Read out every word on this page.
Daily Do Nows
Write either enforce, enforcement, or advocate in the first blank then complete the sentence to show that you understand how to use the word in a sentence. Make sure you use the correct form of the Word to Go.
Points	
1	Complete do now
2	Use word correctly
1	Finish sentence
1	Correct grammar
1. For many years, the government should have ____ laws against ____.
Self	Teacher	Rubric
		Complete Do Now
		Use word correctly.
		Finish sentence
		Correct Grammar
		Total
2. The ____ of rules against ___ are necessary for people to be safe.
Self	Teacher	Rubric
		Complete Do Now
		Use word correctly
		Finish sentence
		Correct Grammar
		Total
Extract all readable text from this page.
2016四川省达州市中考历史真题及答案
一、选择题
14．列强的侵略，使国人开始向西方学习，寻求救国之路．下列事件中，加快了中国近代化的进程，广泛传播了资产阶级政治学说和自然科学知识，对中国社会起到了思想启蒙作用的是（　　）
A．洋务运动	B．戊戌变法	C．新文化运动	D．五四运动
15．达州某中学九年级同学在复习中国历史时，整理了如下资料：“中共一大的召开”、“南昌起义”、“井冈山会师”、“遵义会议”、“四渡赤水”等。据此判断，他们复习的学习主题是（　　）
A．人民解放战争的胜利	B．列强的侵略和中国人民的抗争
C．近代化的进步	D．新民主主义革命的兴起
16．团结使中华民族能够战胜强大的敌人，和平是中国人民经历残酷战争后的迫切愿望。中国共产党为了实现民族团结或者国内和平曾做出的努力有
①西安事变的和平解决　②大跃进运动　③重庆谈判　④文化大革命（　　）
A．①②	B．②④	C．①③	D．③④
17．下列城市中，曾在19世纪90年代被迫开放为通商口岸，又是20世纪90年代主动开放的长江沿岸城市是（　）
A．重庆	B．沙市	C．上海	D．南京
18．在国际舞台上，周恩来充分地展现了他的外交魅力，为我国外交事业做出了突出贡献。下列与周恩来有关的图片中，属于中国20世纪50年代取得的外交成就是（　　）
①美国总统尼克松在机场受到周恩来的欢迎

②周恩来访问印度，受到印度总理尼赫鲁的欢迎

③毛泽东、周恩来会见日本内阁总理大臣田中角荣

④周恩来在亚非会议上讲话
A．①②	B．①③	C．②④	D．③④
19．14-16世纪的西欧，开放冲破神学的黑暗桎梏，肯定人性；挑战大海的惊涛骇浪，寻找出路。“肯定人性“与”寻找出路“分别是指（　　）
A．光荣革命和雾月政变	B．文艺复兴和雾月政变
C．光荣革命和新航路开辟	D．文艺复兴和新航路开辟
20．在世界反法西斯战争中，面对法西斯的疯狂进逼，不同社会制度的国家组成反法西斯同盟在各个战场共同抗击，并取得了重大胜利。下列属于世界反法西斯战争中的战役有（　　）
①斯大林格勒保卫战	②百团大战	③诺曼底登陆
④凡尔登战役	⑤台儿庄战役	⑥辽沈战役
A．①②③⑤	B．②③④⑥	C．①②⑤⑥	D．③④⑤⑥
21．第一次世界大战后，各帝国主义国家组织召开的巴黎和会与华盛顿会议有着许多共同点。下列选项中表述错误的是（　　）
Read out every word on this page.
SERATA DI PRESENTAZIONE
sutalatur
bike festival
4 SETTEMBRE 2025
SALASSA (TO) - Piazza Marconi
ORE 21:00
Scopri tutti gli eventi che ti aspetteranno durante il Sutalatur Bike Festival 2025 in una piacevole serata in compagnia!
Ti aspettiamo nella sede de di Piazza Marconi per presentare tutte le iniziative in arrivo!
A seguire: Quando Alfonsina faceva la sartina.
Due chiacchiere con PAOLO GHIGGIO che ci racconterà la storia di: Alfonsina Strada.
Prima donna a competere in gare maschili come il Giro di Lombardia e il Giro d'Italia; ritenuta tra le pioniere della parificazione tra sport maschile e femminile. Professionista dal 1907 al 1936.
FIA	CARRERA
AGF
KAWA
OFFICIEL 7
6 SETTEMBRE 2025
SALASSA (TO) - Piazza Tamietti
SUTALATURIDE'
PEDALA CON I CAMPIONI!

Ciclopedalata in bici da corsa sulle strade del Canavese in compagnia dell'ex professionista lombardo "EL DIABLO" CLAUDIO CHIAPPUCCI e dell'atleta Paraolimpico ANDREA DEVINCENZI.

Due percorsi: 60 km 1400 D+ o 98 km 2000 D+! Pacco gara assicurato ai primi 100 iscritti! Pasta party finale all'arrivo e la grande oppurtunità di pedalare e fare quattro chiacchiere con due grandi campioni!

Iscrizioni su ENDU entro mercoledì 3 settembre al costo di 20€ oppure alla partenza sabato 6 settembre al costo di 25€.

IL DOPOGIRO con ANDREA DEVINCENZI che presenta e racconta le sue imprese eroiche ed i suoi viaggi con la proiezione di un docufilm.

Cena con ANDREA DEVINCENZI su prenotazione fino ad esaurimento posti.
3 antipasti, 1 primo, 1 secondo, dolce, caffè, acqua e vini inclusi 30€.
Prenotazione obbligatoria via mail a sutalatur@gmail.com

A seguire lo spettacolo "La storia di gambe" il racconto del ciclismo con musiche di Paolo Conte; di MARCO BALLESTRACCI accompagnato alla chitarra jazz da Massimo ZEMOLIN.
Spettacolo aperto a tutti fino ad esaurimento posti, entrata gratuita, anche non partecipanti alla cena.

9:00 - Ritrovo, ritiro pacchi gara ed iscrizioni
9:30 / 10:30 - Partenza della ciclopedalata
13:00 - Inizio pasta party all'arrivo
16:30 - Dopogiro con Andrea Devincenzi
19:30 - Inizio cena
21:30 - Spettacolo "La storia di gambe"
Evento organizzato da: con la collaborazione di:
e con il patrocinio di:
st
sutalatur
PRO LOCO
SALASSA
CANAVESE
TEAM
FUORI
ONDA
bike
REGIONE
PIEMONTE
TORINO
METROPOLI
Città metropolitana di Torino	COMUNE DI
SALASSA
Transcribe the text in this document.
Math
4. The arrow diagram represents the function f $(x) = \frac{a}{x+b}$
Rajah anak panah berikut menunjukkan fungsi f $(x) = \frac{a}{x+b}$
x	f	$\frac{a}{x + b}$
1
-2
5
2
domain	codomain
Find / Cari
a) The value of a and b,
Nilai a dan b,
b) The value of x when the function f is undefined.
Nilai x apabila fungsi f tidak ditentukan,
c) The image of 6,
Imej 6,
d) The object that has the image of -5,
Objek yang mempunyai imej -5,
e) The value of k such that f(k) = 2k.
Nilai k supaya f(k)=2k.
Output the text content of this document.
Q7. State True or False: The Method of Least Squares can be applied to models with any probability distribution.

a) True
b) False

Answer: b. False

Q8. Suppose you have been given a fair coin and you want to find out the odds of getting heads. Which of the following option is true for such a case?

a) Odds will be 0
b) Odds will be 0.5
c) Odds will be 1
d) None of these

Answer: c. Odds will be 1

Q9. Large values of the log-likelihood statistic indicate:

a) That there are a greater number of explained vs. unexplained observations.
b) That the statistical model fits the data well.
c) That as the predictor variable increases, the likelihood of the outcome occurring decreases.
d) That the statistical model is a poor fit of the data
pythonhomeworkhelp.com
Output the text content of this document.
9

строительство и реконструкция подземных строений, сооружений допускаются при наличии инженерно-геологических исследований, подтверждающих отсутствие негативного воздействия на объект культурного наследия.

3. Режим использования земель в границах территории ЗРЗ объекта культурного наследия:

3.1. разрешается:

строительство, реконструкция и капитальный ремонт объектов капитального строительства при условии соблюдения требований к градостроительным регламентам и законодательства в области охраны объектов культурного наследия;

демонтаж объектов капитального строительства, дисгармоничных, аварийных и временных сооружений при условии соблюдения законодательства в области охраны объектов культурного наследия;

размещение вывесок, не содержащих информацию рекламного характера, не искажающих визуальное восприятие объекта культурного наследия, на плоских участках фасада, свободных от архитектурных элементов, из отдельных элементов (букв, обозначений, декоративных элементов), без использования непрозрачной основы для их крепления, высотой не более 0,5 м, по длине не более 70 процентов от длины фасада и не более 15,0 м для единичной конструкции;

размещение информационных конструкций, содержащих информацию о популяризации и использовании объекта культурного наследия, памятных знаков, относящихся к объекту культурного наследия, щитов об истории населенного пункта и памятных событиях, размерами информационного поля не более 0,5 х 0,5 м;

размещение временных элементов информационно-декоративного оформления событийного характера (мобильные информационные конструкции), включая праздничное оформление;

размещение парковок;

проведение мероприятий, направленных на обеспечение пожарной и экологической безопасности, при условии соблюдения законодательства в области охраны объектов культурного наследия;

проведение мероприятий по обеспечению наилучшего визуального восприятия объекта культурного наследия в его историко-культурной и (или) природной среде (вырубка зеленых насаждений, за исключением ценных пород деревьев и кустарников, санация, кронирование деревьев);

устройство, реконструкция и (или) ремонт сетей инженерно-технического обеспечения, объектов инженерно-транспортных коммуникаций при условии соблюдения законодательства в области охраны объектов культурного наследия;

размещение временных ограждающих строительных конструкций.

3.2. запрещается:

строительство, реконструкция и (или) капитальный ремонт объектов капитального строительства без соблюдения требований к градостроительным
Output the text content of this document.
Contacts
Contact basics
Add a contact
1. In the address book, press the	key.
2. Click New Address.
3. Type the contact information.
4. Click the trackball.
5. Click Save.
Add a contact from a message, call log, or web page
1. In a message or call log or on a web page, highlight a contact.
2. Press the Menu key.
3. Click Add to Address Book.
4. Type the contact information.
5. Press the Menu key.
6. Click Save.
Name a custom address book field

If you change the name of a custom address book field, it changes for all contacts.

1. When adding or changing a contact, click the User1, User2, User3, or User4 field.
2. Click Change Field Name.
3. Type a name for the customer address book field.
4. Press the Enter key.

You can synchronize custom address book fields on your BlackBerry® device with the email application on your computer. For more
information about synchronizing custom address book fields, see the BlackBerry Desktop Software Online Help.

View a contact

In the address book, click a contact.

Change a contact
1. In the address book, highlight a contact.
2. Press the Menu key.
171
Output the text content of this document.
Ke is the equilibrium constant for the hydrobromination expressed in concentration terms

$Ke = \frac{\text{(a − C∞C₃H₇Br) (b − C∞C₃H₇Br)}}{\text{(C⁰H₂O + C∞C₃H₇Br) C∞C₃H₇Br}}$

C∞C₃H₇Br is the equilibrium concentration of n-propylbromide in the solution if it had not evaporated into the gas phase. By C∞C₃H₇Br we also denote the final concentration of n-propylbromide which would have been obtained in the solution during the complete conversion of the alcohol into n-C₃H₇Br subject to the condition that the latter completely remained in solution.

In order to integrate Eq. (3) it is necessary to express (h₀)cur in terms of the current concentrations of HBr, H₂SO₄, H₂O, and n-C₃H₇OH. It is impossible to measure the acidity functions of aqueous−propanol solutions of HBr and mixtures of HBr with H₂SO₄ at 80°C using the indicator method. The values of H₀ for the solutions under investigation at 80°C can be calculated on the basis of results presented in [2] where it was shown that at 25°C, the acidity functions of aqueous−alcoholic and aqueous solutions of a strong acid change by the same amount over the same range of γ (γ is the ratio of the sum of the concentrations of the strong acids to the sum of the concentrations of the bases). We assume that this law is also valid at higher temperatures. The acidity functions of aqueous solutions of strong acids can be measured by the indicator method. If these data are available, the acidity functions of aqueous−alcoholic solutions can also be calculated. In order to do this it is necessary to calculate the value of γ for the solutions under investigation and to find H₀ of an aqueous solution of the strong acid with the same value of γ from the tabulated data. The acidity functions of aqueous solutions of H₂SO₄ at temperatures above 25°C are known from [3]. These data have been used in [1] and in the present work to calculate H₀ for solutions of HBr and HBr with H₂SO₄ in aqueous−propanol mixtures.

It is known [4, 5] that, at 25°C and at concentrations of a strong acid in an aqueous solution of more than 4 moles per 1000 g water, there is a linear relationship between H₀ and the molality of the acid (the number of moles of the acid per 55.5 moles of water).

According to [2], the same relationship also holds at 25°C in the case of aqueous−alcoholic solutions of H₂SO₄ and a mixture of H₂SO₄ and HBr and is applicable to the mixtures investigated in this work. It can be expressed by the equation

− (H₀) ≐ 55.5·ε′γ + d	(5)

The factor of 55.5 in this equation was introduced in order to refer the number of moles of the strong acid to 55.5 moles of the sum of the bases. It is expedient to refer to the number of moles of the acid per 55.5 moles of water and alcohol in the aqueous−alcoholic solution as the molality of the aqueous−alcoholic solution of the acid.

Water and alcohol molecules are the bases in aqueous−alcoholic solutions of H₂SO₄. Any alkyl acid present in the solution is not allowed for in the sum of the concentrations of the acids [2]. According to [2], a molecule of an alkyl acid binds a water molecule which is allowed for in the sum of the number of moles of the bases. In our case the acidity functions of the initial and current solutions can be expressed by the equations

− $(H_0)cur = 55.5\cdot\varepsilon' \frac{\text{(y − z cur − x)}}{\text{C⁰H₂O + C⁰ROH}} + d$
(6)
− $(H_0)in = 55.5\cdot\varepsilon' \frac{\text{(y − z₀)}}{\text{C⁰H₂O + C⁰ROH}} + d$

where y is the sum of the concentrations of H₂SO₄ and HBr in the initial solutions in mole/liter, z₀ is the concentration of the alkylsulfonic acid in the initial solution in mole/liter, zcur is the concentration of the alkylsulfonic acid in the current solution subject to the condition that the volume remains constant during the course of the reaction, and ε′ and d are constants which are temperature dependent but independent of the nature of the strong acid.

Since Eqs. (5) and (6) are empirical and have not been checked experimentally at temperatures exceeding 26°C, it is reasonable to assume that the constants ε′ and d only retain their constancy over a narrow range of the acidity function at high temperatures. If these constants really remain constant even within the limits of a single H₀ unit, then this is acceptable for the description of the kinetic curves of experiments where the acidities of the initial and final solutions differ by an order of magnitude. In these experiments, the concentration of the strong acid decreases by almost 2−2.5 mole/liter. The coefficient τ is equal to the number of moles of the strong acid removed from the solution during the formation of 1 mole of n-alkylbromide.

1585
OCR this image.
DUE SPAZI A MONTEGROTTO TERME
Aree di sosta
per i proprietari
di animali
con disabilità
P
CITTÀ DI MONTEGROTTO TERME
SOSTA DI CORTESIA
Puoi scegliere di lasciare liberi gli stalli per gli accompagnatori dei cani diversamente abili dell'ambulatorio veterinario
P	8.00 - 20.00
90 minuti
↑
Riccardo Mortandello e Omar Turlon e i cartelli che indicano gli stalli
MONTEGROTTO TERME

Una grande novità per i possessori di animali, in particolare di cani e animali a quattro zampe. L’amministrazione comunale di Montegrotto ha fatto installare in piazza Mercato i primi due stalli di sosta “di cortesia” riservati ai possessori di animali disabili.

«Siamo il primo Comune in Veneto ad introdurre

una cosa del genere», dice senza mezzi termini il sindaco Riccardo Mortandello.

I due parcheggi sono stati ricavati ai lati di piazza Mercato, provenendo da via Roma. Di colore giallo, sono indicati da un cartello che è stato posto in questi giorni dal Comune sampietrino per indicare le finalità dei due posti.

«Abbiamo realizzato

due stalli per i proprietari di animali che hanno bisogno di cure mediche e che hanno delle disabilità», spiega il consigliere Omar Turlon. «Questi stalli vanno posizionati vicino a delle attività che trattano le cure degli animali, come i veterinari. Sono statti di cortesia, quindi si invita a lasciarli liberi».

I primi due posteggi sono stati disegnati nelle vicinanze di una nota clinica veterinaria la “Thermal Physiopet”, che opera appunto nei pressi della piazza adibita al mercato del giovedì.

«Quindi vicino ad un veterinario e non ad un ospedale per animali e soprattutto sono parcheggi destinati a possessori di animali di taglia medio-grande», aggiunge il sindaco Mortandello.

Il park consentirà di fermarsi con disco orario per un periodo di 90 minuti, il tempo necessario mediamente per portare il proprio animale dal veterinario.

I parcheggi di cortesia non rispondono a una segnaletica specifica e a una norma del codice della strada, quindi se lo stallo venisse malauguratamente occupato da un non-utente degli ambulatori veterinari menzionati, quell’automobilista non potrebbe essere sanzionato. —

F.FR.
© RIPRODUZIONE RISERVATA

::::

• _DESCRIPTION OF THE TASK_: Write down every line of the data above that includes the string "message".

• _EXERCISE RESPONSE_:
Add a contact from a message, call log, or web page
1. In a message or call log or on a web page, highlight a contact.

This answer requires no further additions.